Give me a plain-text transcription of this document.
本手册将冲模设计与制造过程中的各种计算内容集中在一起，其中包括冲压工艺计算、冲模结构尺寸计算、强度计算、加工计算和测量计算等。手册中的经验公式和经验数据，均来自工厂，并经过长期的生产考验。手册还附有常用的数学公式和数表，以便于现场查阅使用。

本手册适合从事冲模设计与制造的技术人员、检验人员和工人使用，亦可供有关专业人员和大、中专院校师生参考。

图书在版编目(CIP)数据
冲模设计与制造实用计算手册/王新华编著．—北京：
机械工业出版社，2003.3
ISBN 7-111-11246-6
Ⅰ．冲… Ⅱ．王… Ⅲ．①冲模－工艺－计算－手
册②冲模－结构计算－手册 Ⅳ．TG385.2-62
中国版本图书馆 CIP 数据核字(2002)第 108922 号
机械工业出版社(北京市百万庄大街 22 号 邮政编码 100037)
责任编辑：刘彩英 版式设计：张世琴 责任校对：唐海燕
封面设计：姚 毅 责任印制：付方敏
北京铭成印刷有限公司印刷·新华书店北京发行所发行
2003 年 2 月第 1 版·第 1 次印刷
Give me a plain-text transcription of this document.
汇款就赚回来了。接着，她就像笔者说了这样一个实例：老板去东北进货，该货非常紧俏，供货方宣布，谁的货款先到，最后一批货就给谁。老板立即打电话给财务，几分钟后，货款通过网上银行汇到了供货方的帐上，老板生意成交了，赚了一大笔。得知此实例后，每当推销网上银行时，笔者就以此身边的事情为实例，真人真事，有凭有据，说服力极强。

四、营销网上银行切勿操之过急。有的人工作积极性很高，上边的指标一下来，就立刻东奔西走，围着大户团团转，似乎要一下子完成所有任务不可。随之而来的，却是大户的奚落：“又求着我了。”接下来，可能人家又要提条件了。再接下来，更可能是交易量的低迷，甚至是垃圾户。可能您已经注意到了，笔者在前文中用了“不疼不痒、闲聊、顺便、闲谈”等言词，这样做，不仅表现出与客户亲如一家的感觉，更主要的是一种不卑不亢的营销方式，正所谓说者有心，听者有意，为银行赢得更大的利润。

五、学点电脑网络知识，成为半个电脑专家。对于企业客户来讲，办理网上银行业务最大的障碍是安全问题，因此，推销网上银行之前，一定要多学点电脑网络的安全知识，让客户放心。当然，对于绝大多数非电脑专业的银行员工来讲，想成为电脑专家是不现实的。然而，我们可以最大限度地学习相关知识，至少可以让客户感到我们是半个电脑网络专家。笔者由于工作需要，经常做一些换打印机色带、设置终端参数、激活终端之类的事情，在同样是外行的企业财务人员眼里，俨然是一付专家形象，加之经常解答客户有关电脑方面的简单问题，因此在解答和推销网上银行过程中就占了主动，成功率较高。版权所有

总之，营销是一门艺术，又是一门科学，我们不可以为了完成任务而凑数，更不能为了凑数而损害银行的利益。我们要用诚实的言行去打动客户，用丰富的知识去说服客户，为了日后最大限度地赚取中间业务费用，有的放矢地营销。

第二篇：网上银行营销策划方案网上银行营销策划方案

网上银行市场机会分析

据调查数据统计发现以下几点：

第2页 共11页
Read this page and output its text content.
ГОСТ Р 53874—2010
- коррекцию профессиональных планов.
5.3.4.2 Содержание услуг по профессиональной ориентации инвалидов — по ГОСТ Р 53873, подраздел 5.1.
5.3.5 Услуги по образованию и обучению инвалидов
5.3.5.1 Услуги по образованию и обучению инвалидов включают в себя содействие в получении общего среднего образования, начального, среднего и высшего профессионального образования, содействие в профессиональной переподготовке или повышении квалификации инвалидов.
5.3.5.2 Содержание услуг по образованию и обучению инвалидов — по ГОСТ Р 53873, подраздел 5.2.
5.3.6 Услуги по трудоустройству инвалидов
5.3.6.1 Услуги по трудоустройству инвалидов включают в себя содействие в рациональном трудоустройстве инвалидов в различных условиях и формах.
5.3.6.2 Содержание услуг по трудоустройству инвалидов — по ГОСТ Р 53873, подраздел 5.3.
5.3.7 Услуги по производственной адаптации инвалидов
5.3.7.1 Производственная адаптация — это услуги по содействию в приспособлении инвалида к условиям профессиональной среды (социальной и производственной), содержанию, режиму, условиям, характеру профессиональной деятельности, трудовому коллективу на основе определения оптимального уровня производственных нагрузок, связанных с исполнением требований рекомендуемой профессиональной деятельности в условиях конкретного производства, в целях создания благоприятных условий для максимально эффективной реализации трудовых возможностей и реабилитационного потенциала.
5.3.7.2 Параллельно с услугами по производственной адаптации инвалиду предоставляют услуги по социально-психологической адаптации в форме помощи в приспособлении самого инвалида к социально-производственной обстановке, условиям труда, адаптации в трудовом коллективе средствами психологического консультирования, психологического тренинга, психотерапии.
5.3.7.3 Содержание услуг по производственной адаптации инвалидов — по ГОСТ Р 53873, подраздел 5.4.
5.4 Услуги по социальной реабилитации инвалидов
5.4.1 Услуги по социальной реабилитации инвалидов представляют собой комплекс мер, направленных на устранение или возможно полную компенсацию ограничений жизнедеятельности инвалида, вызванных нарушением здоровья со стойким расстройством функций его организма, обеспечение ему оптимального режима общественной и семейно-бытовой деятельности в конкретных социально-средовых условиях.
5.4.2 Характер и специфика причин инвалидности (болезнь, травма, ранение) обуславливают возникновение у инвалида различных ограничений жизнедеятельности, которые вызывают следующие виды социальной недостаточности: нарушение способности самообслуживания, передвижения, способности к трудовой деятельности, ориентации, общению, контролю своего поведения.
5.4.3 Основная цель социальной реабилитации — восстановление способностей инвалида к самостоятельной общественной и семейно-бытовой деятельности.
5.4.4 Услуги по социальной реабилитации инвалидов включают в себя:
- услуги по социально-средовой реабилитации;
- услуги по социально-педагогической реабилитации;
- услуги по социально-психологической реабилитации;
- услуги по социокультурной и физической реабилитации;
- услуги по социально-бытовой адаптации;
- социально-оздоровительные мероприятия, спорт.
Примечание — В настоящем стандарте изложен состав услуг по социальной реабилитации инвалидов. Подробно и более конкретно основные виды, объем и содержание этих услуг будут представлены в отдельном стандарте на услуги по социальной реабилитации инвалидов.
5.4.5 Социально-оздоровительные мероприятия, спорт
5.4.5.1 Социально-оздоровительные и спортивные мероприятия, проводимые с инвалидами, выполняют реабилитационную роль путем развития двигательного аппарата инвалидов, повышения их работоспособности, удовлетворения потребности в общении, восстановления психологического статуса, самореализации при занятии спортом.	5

--- WHAT YOU SHOULD DO ---
Report the number of lines that contain "ограничений", with no other words.

--- RESULT OF THE EXERCISE ---
2